* _INPUT MATERIAL_
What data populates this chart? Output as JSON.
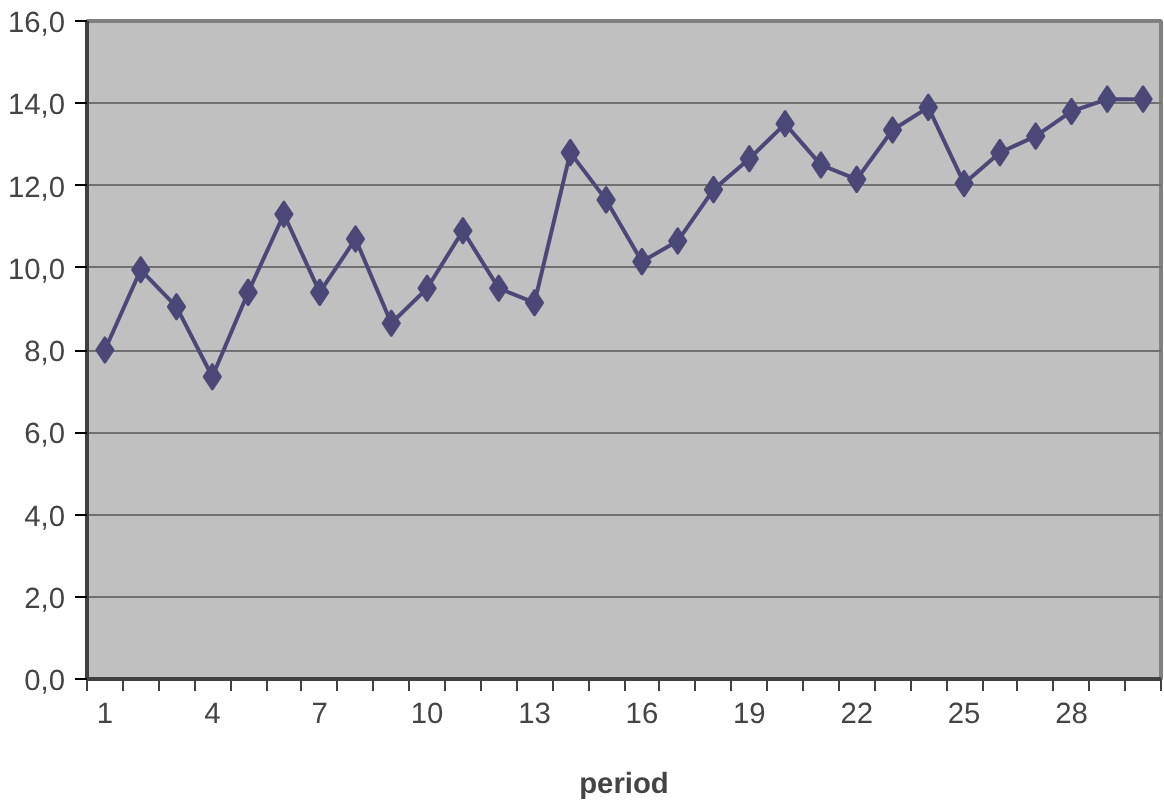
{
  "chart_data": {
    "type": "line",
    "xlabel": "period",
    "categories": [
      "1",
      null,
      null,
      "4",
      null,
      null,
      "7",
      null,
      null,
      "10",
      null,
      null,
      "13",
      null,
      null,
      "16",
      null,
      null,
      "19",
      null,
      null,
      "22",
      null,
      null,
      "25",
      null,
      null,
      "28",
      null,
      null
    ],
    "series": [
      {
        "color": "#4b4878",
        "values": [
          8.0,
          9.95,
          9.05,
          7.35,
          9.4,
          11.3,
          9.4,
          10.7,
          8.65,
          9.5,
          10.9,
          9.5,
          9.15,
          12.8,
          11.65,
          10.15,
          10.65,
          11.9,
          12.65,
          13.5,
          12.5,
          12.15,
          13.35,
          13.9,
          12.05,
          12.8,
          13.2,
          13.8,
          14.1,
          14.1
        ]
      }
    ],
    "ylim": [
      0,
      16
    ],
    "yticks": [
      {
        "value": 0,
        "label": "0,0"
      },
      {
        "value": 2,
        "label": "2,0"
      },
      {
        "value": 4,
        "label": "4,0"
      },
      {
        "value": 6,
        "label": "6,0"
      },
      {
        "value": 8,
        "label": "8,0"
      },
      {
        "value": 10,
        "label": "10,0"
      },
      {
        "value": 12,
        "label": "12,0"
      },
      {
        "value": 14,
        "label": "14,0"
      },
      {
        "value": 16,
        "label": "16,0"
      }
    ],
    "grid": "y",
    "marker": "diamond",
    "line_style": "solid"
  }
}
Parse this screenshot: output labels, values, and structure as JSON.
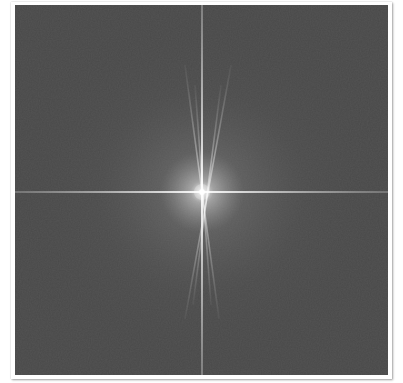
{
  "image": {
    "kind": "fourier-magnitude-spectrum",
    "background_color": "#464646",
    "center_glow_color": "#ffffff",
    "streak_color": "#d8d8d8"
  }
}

* _OBJECTIVE_
Reproduce the data verbatim. Do not carry any picture into the copy.

* _FINAL RESULT_
What data populates this chart? Output as JSON.
{
  "chart_data": {
    "type": "line",
    "xlabel": "period",
    "categories": [
      "1",
      null,
      null,
      "4",
      null,
      null,
      "7",
      null,
      null,
      "10",
      null,
      null,
      "13",
      null,
      null,
      "16",
      null,
      null,
      "19",
      null,
      null,
      "22",
      null,
      null,
      "25",
      null,
      null,
      "28",
      null,
      null
    ],
    "series": [
      {
        "color": "#4b4878",
        "values": [
          8.0,
          9.95,
          9.05,
          7.35,
          9.4,
          11.3,
          9.4,
          10.7,
          8.65,
          9.5,
          10.9,
          9.5,
          9.15,
          12.8,
          11.65,
          10.15,
          10.65,
          11.9,
          12.65,
          13.5,
          12.5,
          12.15,
          13.35,
          13.9,
          12.05,
          12.8,
          13.2,
          13.8,
          14.1,
          14.1
        ]
      }
    ],
    "ylim": [
      0,
      16
    ],
    "yticks": [
      {
        "value": 0,
        "label": "0,0"
      },
      {
        "value": 2,
        "label": "2,0"
      },
      {
        "value": 4,
        "label": "4,0"
      },
      {
        "value": 6,
        "label": "6,0"
      },
      {
        "value": 8,
        "label": "8,0"
      },
      {
        "value": 10,
        "label": "10,0"
      },
      {
        "value": 12,
        "label": "12,0"
      },
      {
        "value": 14,
        "label": "14,0"
      },
      {
        "value": 16,
        "label": "16,0"
      }
    ],
    "grid": "y",
    "marker": "diamond",
    "line_style": "solid"
  }
}
Parse this screenshot: output labels, values, and structure as JSON.
{
  "image": {
    "kind": "fourier-magnitude-spectrum",
    "background_color": "#464646",
    "center_glow_color": "#ffffff",
    "streak_color": "#d8d8d8"
  }
}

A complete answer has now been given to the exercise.